Can you write out the whole listing exactly?

******

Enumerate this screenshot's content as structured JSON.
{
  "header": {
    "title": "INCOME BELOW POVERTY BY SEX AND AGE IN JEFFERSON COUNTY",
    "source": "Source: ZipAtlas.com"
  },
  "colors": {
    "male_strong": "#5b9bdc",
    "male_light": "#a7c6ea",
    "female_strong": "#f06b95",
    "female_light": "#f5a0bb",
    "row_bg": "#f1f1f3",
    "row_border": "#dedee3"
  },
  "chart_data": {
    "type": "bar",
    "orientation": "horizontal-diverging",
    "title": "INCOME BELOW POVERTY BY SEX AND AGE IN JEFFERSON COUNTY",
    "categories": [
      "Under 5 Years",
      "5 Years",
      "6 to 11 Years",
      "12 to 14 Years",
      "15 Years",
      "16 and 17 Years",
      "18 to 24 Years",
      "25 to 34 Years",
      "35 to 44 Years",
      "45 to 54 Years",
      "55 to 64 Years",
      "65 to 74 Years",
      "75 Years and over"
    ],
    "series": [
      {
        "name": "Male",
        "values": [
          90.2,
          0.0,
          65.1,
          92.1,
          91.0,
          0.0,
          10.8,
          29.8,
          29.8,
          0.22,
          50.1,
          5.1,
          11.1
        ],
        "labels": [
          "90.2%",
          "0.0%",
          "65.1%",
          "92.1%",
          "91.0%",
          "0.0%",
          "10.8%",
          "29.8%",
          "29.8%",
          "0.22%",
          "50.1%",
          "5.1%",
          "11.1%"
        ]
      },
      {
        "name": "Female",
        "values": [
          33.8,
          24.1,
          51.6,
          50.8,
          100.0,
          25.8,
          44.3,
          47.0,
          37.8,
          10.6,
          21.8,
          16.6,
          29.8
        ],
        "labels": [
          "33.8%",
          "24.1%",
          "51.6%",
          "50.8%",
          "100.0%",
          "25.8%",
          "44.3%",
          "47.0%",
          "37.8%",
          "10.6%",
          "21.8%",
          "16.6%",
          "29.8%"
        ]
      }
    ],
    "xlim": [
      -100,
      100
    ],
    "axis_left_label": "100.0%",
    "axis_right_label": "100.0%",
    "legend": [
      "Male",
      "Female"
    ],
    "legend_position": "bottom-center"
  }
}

******

> **Reply**:
Enumerate this screenshot's content as structured JSON.
{
  "header": {
    "title": "INCOME BELOW POVERTY BY SEX AND AGE IN JEFFERSON COUNTY",
    "source": "Source: ZipAtlas.com"
  },
  "colors": {
    "male_strong": "#5b9bdc",
    "male_light": "#a7c6ea",
    "female_strong": "#f06b95",
    "female_light": "#f5a0bb",
    "row_bg": "#f1f1f3",
    "row_border": "#dedee3"
  },
  "chart_data": {
    "type": "bar",
    "orientation": "horizontal-diverging",
    "title": "INCOME BELOW POVERTY BY SEX AND AGE IN JEFFERSON COUNTY",
    "categories": [
      "Under 5 Years",
      "5 Years",
      "6 to 11 Years",
      "12 to 14 Years",
      "15 Years",
      "16 and 17 Years",
      "18 to 24 Years",
      "25 to 34 Years",
      "35 to 44 Years",
      "45 to 54 Years",
      "55 to 64 Years",
      "65 to 74 Years",
      "75 Years and over"
    ],
    "series": [
      {
        "name": "Male",
        "values": [
          90.2,
          0.0,
          65.1,
          92.1,
          91.0,
          0.0,
          10.8,
          29.8,
          29.8,
          0.22,
          50.1,
          5.1,
          11.1
        ],
        "labels": [
          "90.2%",
          "0.0%",
          "65.1%",
          "92.1%",
          "91.0%",
          "0.0%",
          "10.8%",
          "29.8%",
          "29.8%",
          "0.22%",
          "50.1%",
          "5.1%",
          "11.1%"
        ]
      },
      {
        "name": "Female",
        "values": [
          33.8,
          24.1,
          51.6,
          50.8,
          100.0,
          25.8,
          44.3,
          47.0,
          37.8,
          10.6,
          21.8,
          16.6,
          29.8
        ],
        "labels": [
          "33.8%",
          "24.1%",
          "51.6%",
          "50.8%",
          "100.0%",
          "25.8%",
          "44.3%",
          "47.0%",
          "37.8%",
          "10.6%",
          "21.8%",
          "16.6%",
          "29.8%"
        ]
      }
    ],
    "xlim": [
      -100,
      100
    ],
    "axis_left_label": "100.0%",
    "axis_right_label": "100.0%",
    "legend": [
      "Male",
      "Female"
    ],
    "legend_position": "bottom-center"
  }
}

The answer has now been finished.